_Aim of the exercise_. All the entries need to be quoted exactly, apart from the pictures, which you should drop.
+===+
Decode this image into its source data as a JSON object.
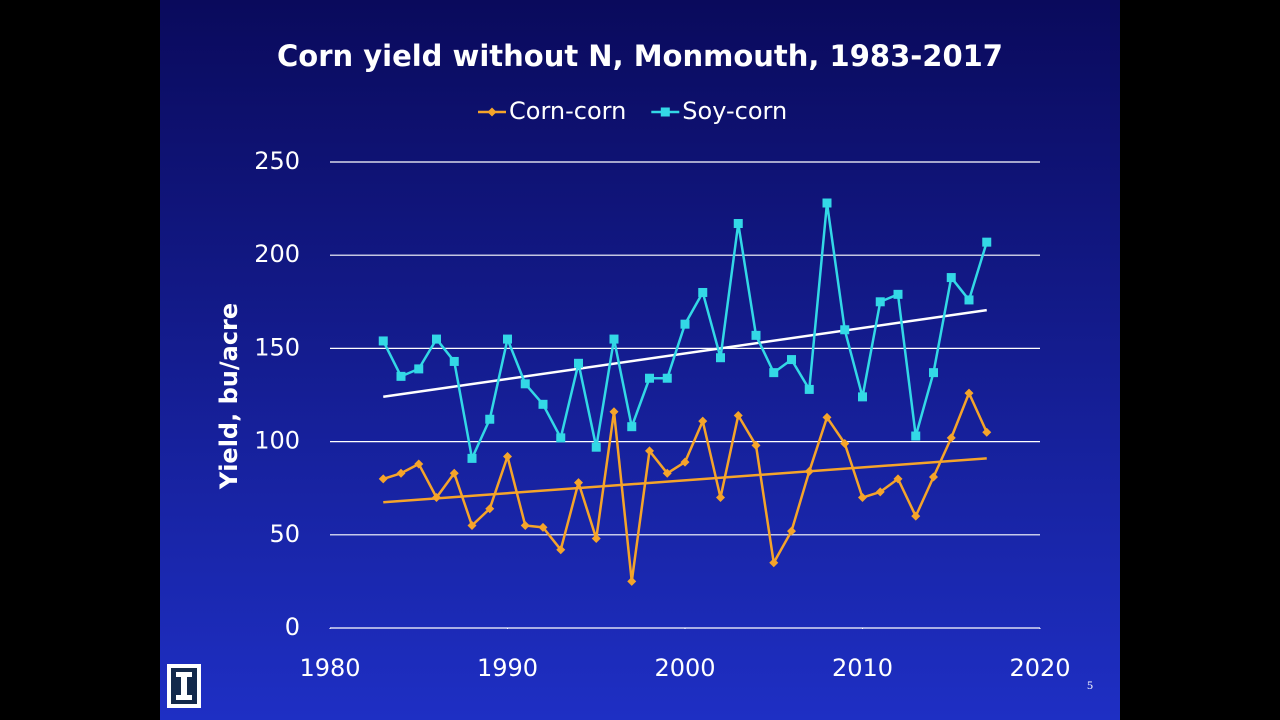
{
  "chart_data": {
    "type": "line",
    "title": "Corn yield without N, Monmouth, 1983-2017",
    "y_label": "Yield, bu/acre",
    "x": [
      1983,
      1984,
      1985,
      1986,
      1987,
      1988,
      1989,
      1990,
      1991,
      1992,
      1993,
      1994,
      1995,
      1996,
      1997,
      1998,
      1999,
      2000,
      2001,
      2002,
      2003,
      2004,
      2005,
      2006,
      2007,
      2008,
      2009,
      2010,
      2011,
      2012,
      2013,
      2014,
      2015,
      2016,
      2017
    ],
    "series": [
      {
        "name": "Corn-corn",
        "color": "#f5a42a",
        "marker": "diamond",
        "values": [
          80,
          83,
          88,
          70,
          83,
          55,
          64,
          92,
          55,
          54,
          42,
          78,
          48,
          116,
          25,
          95,
          83,
          89,
          111,
          70,
          114,
          98,
          35,
          52,
          84,
          113,
          99,
          70,
          73,
          80,
          60,
          81,
          102,
          126,
          105
        ]
      },
      {
        "name": "Soy-corn",
        "color": "#33d8e6",
        "marker": "square",
        "values": [
          154,
          135,
          139,
          155,
          143,
          91,
          112,
          155,
          131,
          120,
          102,
          142,
          97,
          155,
          108,
          134,
          134,
          163,
          180,
          145,
          217,
          157,
          137,
          144,
          128,
          228,
          160,
          124,
          175,
          179,
          103,
          137,
          188,
          176,
          207
        ]
      }
    ],
    "trendline_colors": [
      "#f5a42a",
      "#ffffff"
    ],
    "xlim": [
      1980,
      2020
    ],
    "xticks": [
      1980,
      1990,
      2000,
      2010,
      2020
    ],
    "ylim": [
      0,
      250
    ],
    "yticks": [
      0,
      50,
      100,
      150,
      200,
      250
    ],
    "grid": true,
    "legend": "top"
  },
  "slide": {
    "page_number": "5"
  }
}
+===+
_Result of this exercise_.
Decode this image into its source data as a JSON object.
{
  "chart_data": {
    "type": "line",
    "title": "Corn yield without N, Monmouth, 1983-2017",
    "y_label": "Yield, bu/acre",
    "x": [
      1983,
      1984,
      1985,
      1986,
      1987,
      1988,
      1989,
      1990,
      1991,
      1992,
      1993,
      1994,
      1995,
      1996,
      1997,
      1998,
      1999,
      2000,
      2001,
      2002,
      2003,
      2004,
      2005,
      2006,
      2007,
      2008,
      2009,
      2010,
      2011,
      2012,
      2013,
      2014,
      2015,
      2016,
      2017
    ],
    "series": [
      {
        "name": "Corn-corn",
        "color": "#f5a42a",
        "marker": "diamond",
        "values": [
          80,
          83,
          88,
          70,
          83,
          55,
          64,
          92,
          55,
          54,
          42,
          78,
          48,
          116,
          25,
          95,
          83,
          89,
          111,
          70,
          114,
          98,
          35,
          52,
          84,
          113,
          99,
          70,
          73,
          80,
          60,
          81,
          102,
          126,
          105
        ]
      },
      {
        "name": "Soy-corn",
        "color": "#33d8e6",
        "marker": "square",
        "values": [
          154,
          135,
          139,
          155,
          143,
          91,
          112,
          155,
          131,
          120,
          102,
          142,
          97,
          155,
          108,
          134,
          134,
          163,
          180,
          145,
          217,
          157,
          137,
          144,
          128,
          228,
          160,
          124,
          175,
          179,
          103,
          137,
          188,
          176,
          207
        ]
      }
    ],
    "trendline_colors": [
      "#f5a42a",
      "#ffffff"
    ],
    "xlim": [
      1980,
      2020
    ],
    "xticks": [
      1980,
      1990,
      2000,
      2010,
      2020
    ],
    "ylim": [
      0,
      250
    ],
    "yticks": [
      0,
      50,
      100,
      150,
      200,
      250
    ],
    "grid": true,
    "legend": "top"
  },
  "slide": {
    "page_number": "5"
  }
}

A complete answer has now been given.